▶ _EXERCISE DESCRIPTION_:
Give every line back verbatim, dropping all images.

▶ _SUPPLIED INFORMATION_:
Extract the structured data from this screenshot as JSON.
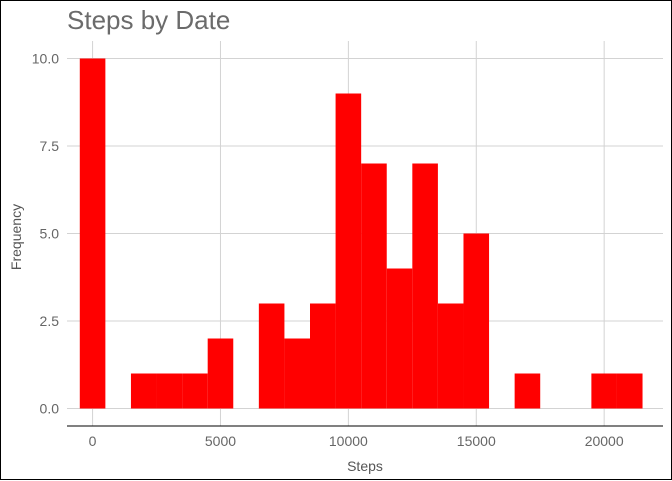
{
  "chart_data": {
    "type": "bar",
    "title": "Steps by Date",
    "xlabel": "Steps",
    "ylabel": "Frequency",
    "bar_color": "#FF0000",
    "grid_color": "#D3D3D3",
    "grid": true,
    "bin_width": 1000,
    "bin_centers": [
      0,
      2000,
      3000,
      4000,
      5000,
      7000,
      8000,
      9000,
      10000,
      11000,
      12000,
      13000,
      14000,
      15000,
      17000,
      20000,
      21000
    ],
    "counts": [
      10,
      1,
      1,
      1,
      2,
      3,
      2,
      3,
      9,
      7,
      4,
      7,
      3,
      5,
      1,
      1,
      1
    ],
    "xlim": [
      -1000,
      22300
    ],
    "ylim": [
      -0.5,
      10.5
    ],
    "x_ticks": [
      0,
      5000,
      10000,
      15000,
      20000
    ],
    "x_tick_labels": [
      "0",
      "5000",
      "10000",
      "15000",
      "20000"
    ],
    "y_ticks": [
      0,
      2.5,
      5,
      7.5,
      10
    ],
    "y_tick_labels": [
      "0.0",
      "2.5",
      "5.0",
      "7.5",
      "10.0"
    ]
  }
}
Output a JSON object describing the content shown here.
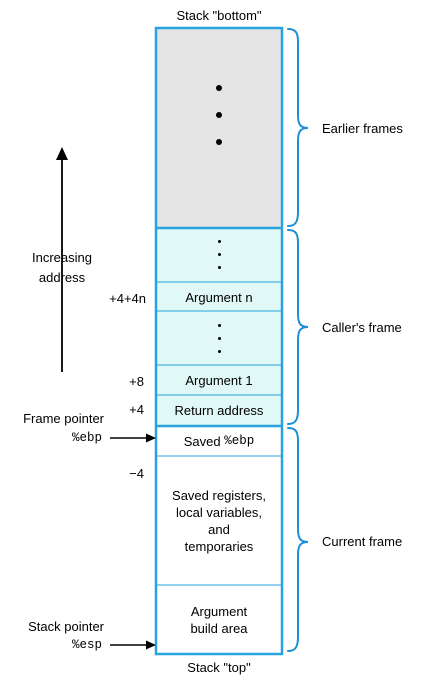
{
  "title_top": "Stack \"bottom\"",
  "title_bottom": "Stack \"top\"",
  "increasing_address": [
    "Increasing",
    "address"
  ],
  "frame_pointer": {
    "label": "Frame pointer",
    "register": "%ebp"
  },
  "stack_pointer": {
    "label": "Stack pointer",
    "register": "%esp"
  },
  "offsets": {
    "arg_n": "+4+4n",
    "arg_1": "+8",
    "return_addr": "+4",
    "saved_regs": "−4"
  },
  "cells": {
    "argument_n": "Argument n",
    "argument_1": "Argument 1",
    "return_address": "Return address",
    "saved_ebp_prefix": "Saved",
    "saved_ebp_reg": "%ebp",
    "saved_registers": [
      "Saved registers,",
      "local variables,",
      "and",
      "temporaries"
    ],
    "argument_build": [
      "Argument",
      "build area"
    ]
  },
  "braces": {
    "earlier": "Earlier frames",
    "caller": "Caller's frame",
    "current": "Current frame"
  },
  "colors": {
    "border": "#29a3e0",
    "earlier_fill": "#e4e4e4",
    "caller_fill": "#e0f8f6",
    "current_fill": "#ffffff"
  }
}
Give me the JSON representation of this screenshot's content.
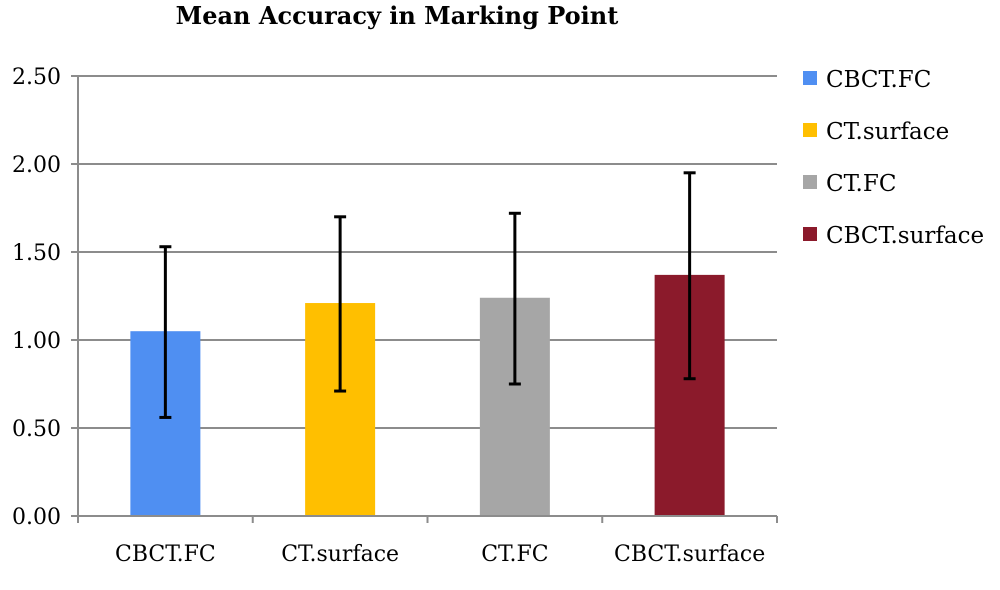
{
  "chart_data": {
    "type": "bar",
    "title": "Mean Accuracy in Marking Point",
    "xlabel": "",
    "ylabel": "",
    "categories": [
      "CBCT.FC",
      "CT.surface",
      "CT.FC",
      "CBCT.surface"
    ],
    "series": [
      {
        "name": "CBCT.FC",
        "color": "#4f8ff2",
        "category": "CBCT.FC",
        "value": 1.05,
        "error_low": 0.56,
        "error_high": 1.53
      },
      {
        "name": "CT.surface",
        "color": "#ffbf00",
        "category": "CT.surface",
        "value": 1.21,
        "error_low": 0.71,
        "error_high": 1.7
      },
      {
        "name": "CT.FC",
        "color": "#a6a6a6",
        "category": "CT.FC",
        "value": 1.24,
        "error_low": 0.75,
        "error_high": 1.72
      },
      {
        "name": "CBCT.surface",
        "color": "#8b1a2b",
        "category": "CBCT.surface",
        "value": 1.37,
        "error_low": 0.78,
        "error_high": 1.95
      }
    ],
    "ylim": [
      0,
      2.5
    ],
    "yticks": [
      "0.00",
      "0.50",
      "1.00",
      "1.50",
      "2.00",
      "2.50"
    ],
    "grid": true,
    "legend_position": "right"
  }
}
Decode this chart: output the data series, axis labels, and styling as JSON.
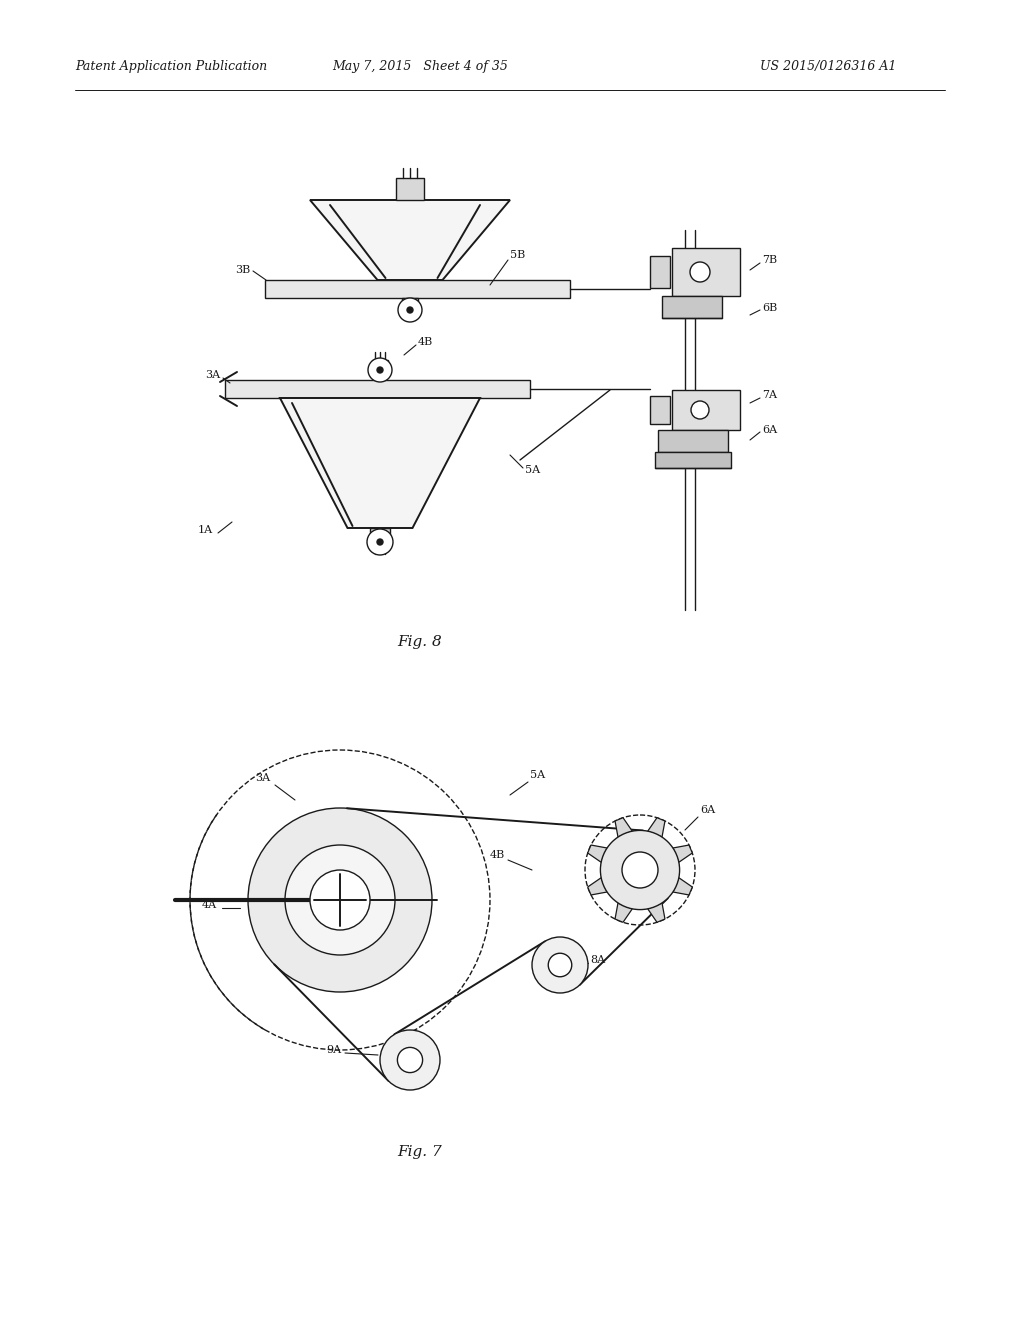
{
  "bg_color": "#ffffff",
  "line_color": "#1a1a1a",
  "header_left": "Patent Application Publication",
  "header_mid": "May 7, 2015   Sheet 4 of 35",
  "header_right": "US 2015/0126316 A1",
  "fig8_caption": "Fig. 8",
  "fig7_caption": "Fig. 7"
}
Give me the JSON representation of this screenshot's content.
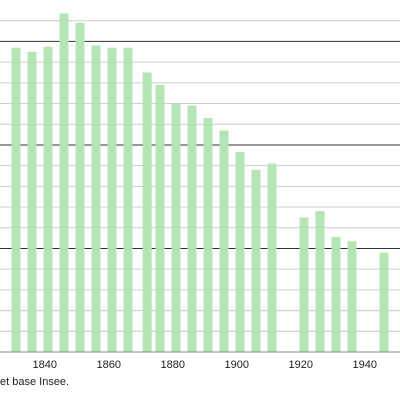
{
  "chart_data": {
    "type": "bar",
    "title": "",
    "xlabel": "",
    "ylabel": "",
    "x_ticks": [
      "1840",
      "1860",
      "1880",
      "1900",
      "1920",
      "1940"
    ],
    "xlim": [
      1826,
      1951
    ],
    "ylim": [
      0,
      34
    ],
    "grid": true,
    "major_grid_values": [
      10,
      20,
      30
    ],
    "minor_grid_values": [
      2,
      4,
      6,
      8,
      12,
      14,
      16,
      18,
      22,
      24,
      26,
      28,
      32
    ],
    "series": [
      {
        "x": [
          1831,
          1836,
          1841,
          1846,
          1851,
          1856,
          1861,
          1866,
          1872,
          1876,
          1881,
          1886,
          1891,
          1896,
          1901,
          1906,
          1911,
          1921,
          1926,
          1931,
          1936,
          1946
        ],
        "values": [
          29.4,
          29.0,
          29.5,
          32.7,
          31.8,
          29.6,
          29.4,
          29.4,
          27.0,
          25.8,
          24.0,
          23.8,
          22.6,
          21.4,
          19.3,
          17.6,
          18.2,
          13.0,
          13.6,
          11.1,
          10.7,
          9.6
        ]
      }
    ],
    "colors": {
      "bar": "#b3e6b3",
      "major_grid": "#333333",
      "minor_grid": "#cccccc",
      "axis": "#888888"
    }
  },
  "source_note": "et base Insee."
}
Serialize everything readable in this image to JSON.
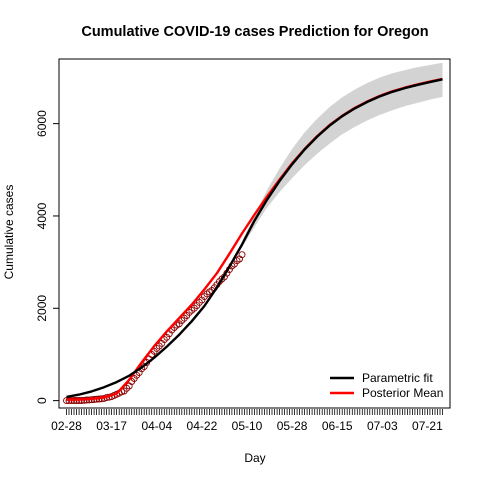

▶ _SOLVED EXERCISE_:
Extract the structured data from this screenshot as JSON.
{
  "chart_data": {
    "type": "bar",
    "title": "Steps by Date",
    "xlabel": "Steps",
    "ylabel": "Frequency",
    "bar_color": "#FF0000",
    "grid_color": "#D3D3D3",
    "grid": true,
    "bin_width": 1000,
    "bin_centers": [
      0,
      2000,
      3000,
      4000,
      5000,
      7000,
      8000,
      9000,
      10000,
      11000,
      12000,
      13000,
      14000,
      15000,
      17000,
      20000,
      21000
    ],
    "counts": [
      10,
      1,
      1,
      1,
      2,
      3,
      2,
      3,
      9,
      7,
      4,
      7,
      3,
      5,
      1,
      1,
      1
    ],
    "xlim": [
      -1000,
      22300
    ],
    "ylim": [
      -0.5,
      10.5
    ],
    "x_ticks": [
      0,
      5000,
      10000,
      15000,
      20000
    ],
    "x_tick_labels": [
      "0",
      "5000",
      "10000",
      "15000",
      "20000"
    ],
    "y_ticks": [
      0,
      2.5,
      5,
      7.5,
      10
    ],
    "y_tick_labels": [
      "0.0",
      "2.5",
      "5.0",
      "7.5",
      "10.0"
    ]
  }
}
Output a JSON object describing the content shown here.
{
  "title_top": "Stack \"bottom\"",
  "title_bottom": "Stack \"top\"",
  "increasing_address": [
    "Increasing",
    "address"
  ],
  "frame_pointer": {
    "label": "Frame pointer",
    "register": "%ebp"
  },
  "stack_pointer": {
    "label": "Stack pointer",
    "register": "%esp"
  },
  "offsets": {
    "arg_n": "+4+4n",
    "arg_1": "+8",
    "return_addr": "+4",
    "saved_regs": "−4"
  },
  "cells": {
    "argument_n": "Argument n",
    "argument_1": "Argument 1",
    "return_address": "Return address",
    "saved_ebp_prefix": "Saved",
    "saved_ebp_reg": "%ebp",
    "saved_registers": [
      "Saved registers,",
      "local variables,",
      "and",
      "temporaries"
    ],
    "argument_build": [
      "Argument",
      "build area"
    ]
  },
  "braces": {
    "earlier": "Earlier frames",
    "caller": "Caller's frame",
    "current": "Current frame"
  },
  "colors": {
    "border": "#29a3e0",
    "earlier_fill": "#e4e4e4",
    "caller_fill": "#e0f8f6",
    "current_fill": "#ffffff"
  }
}
Give me the JSON representation of this screenshot's content.
{
  "chart_data": {
    "type": "bar",
    "title": "Mean Accuracy in Marking Point",
    "xlabel": "",
    "ylabel": "",
    "categories": [
      "CBCT.FC",
      "CT.surface",
      "CT.FC",
      "CBCT.surface"
    ],
    "series": [
      {
        "name": "CBCT.FC",
        "color": "#4f8ff2",
        "category": "CBCT.FC",
        "value": 1.05,
        "error_low": 0.56,
        "error_high": 1.53
      },
      {
        "name": "CT.surface",
        "color": "#ffbf00",
        "category": "CT.surface",
        "value": 1.21,
        "error_low": 0.71,
        "error_high": 1.7
      },
      {
        "name": "CT.FC",
        "color": "#a6a6a6",
        "category": "CT.FC",
        "value": 1.24,
        "error_low": 0.75,
        "error_high": 1.72
      },
      {
        "name": "CBCT.surface",
        "color": "#8b1a2b",
        "category": "CBCT.surface",
        "value": 1.37,
        "error_low": 0.78,
        "error_high": 1.95
      }
    ],
    "ylim": [
      0,
      2.5
    ],
    "yticks": [
      "0.00",
      "0.50",
      "1.00",
      "1.50",
      "2.00",
      "2.50"
    ],
    "grid": true,
    "legend_position": "right"
  }
}
Decode this chart: output the data series, axis labels, and styling as JSON.
{
  "bg_color": "#ffffff",
  "line_color": "#1a1a1a",
  "header_left": "Patent Application Publication",
  "header_mid": "May 7, 2015   Sheet 4 of 35",
  "header_right": "US 2015/0126316 A1",
  "fig8_caption": "Fig. 8",
  "fig7_caption": "Fig. 7"
}
Give me the JSON representation of this screenshot's content.
{
  "chart_data": {
    "type": "bar",
    "title": "",
    "xlabel": "",
    "ylabel": "",
    "x_ticks": [
      "1840",
      "1860",
      "1880",
      "1900",
      "1920",
      "1940"
    ],
    "xlim": [
      1826,
      1951
    ],
    "ylim": [
      0,
      34
    ],
    "grid": true,
    "major_grid_values": [
      10,
      20,
      30
    ],
    "minor_grid_values": [
      2,
      4,
      6,
      8,
      12,
      14,
      16,
      18,
      22,
      24,
      26,
      28,
      32
    ],
    "series": [
      {
        "x": [
          1831,
          1836,
          1841,
          1846,
          1851,
          1856,
          1861,
          1866,
          1872,
          1876,
          1881,
          1886,
          1891,
          1896,
          1901,
          1906,
          1911,
          1921,
          1926,
          1931,
          1936,
          1946
        ],
        "values": [
          29.4,
          29.0,
          29.5,
          32.7,
          31.8,
          29.6,
          29.4,
          29.4,
          27.0,
          25.8,
          24.0,
          23.8,
          22.6,
          21.4,
          19.3,
          17.6,
          18.2,
          13.0,
          13.6,
          11.1,
          10.7,
          9.6
        ]
      }
    ],
    "colors": {
      "bar": "#b3e6b3",
      "major_grid": "#333333",
      "minor_grid": "#cccccc",
      "axis": "#888888"
    }
  },
  "source_note": "et base Insee."
}
Serialize everything readable in this image to JSON.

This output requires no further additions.